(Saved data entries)
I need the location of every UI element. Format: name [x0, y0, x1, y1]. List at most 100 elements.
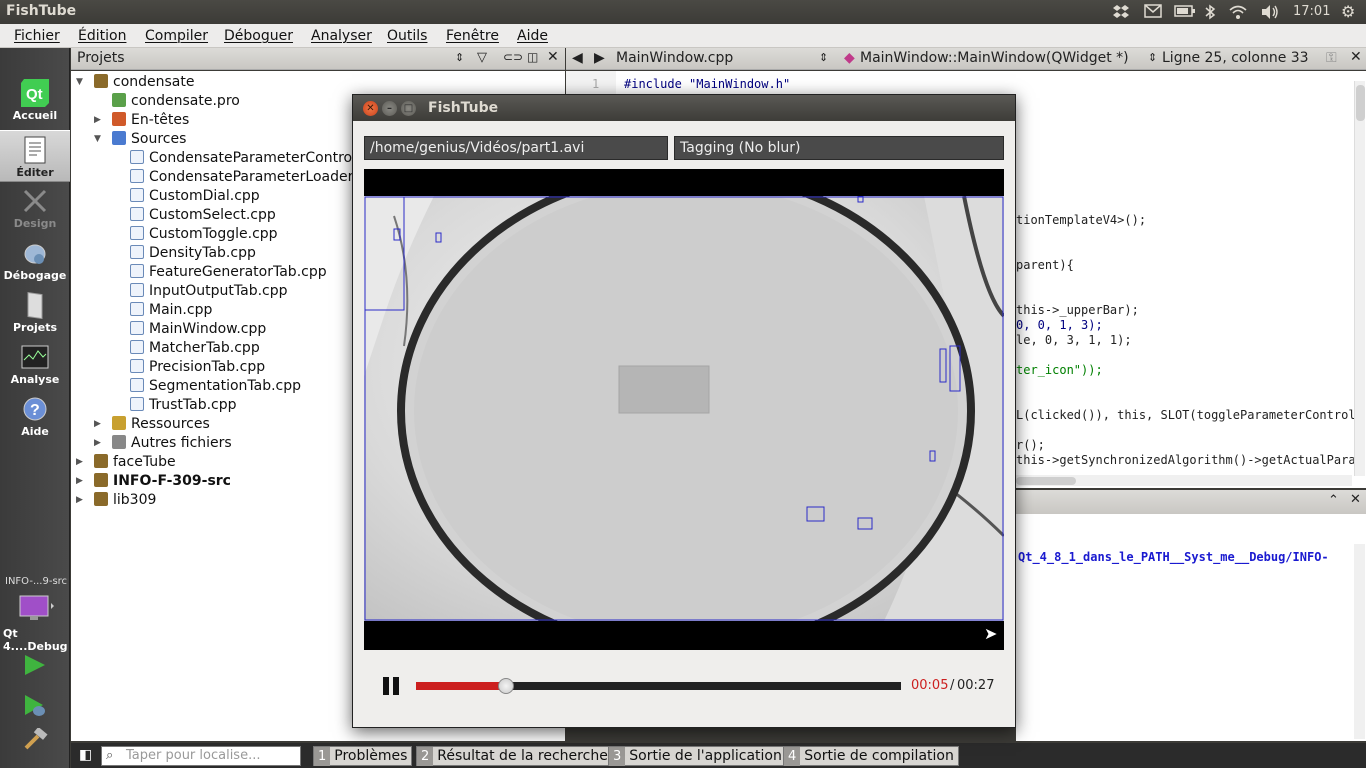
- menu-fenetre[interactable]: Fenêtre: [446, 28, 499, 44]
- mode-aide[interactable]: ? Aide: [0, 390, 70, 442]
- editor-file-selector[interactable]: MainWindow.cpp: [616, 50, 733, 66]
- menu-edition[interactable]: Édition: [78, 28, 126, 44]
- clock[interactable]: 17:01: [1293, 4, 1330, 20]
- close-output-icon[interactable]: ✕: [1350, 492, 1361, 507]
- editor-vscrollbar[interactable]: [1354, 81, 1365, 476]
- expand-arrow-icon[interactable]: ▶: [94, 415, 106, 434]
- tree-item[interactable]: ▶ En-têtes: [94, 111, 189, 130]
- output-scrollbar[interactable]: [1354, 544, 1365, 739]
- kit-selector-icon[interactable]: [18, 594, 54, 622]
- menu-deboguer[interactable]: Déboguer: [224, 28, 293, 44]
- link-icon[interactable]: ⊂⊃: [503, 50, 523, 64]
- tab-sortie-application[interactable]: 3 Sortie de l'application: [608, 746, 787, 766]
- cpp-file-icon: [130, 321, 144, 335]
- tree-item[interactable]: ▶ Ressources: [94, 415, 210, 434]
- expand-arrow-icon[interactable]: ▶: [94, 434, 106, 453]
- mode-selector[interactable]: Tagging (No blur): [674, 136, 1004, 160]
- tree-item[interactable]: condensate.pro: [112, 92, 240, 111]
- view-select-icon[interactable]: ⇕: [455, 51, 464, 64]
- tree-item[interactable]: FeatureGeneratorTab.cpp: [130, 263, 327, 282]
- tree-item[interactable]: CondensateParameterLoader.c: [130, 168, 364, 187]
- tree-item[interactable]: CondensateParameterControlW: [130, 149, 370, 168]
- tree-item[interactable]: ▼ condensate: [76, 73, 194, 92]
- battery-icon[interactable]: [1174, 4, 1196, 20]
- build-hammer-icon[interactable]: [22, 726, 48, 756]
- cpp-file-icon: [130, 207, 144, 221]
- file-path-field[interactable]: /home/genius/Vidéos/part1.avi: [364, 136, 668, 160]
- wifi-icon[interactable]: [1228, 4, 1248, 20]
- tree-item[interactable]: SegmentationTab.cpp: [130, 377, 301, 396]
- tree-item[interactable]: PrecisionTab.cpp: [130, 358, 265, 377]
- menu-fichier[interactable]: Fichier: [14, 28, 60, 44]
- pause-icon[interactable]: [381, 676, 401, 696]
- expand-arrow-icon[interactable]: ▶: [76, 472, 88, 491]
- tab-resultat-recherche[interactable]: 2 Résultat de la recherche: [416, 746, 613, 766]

Goal:
Rename every "tree-item" in the records above to "tree-node" and change nothing else. Leave out the pictures when you write the records again.

Result below:
I need the location of every UI element. Format: name [x0, y0, x1, y1]. List at most 100 elements.
- menu-fenetre[interactable]: Fenêtre: [446, 28, 499, 44]
- mode-aide[interactable]: ? Aide: [0, 390, 70, 442]
- editor-file-selector[interactable]: MainWindow.cpp: [616, 50, 733, 66]
- menu-edition[interactable]: Édition: [78, 28, 126, 44]
- clock[interactable]: 17:01: [1293, 4, 1330, 20]
- close-output-icon[interactable]: ✕: [1350, 492, 1361, 507]
- editor-vscrollbar[interactable]: [1354, 81, 1365, 476]
- expand-arrow-icon[interactable]: ▶: [94, 415, 106, 434]
- tree-node[interactable]: ▶ En-têtes: [94, 111, 189, 130]
- output-scrollbar[interactable]: [1354, 544, 1365, 739]
- kit-selector-icon[interactable]: [18, 594, 54, 622]
- menu-deboguer[interactable]: Déboguer: [224, 28, 293, 44]
- link-icon[interactable]: ⊂⊃: [503, 50, 523, 64]
- tab-sortie-application[interactable]: 3 Sortie de l'application: [608, 746, 787, 766]
- cpp-file-icon: [130, 321, 144, 335]
- tree-node[interactable]: ▶ Ressources: [94, 415, 210, 434]
- expand-arrow-icon[interactable]: ▶: [94, 434, 106, 453]
- mode-selector[interactable]: Tagging (No blur): [674, 136, 1004, 160]
- tree-node[interactable]: condensate.pro: [112, 92, 240, 111]
- view-select-icon[interactable]: ⇕: [455, 51, 464, 64]
- tree-node[interactable]: FeatureGeneratorTab.cpp: [130, 263, 327, 282]
- tree-node[interactable]: CondensateParameterLoader.c: [130, 168, 364, 187]
- tree-node[interactable]: CondensateParameterControlW: [130, 149, 370, 168]
- tree-node[interactable]: ▼ condensate: [76, 73, 194, 92]
- battery-icon[interactable]: [1174, 4, 1196, 20]
- build-hammer-icon[interactable]: [22, 726, 48, 756]
- cpp-file-icon: [130, 207, 144, 221]
- file-path-field[interactable]: /home/genius/Vidéos/part1.avi: [364, 136, 668, 160]
- wifi-icon[interactable]: [1228, 4, 1248, 20]
- tree-node[interactable]: SegmentationTab.cpp: [130, 377, 301, 396]
- tree-node[interactable]: PrecisionTab.cpp: [130, 358, 265, 377]
- menu-fichier[interactable]: Fichier: [14, 28, 60, 44]
- pause-icon[interactable]: [381, 676, 401, 696]
- expand-arrow-icon[interactable]: ▶: [76, 472, 88, 491]
- tab-resultat-recherche[interactable]: 2 Résultat de la recherche: [416, 746, 613, 766]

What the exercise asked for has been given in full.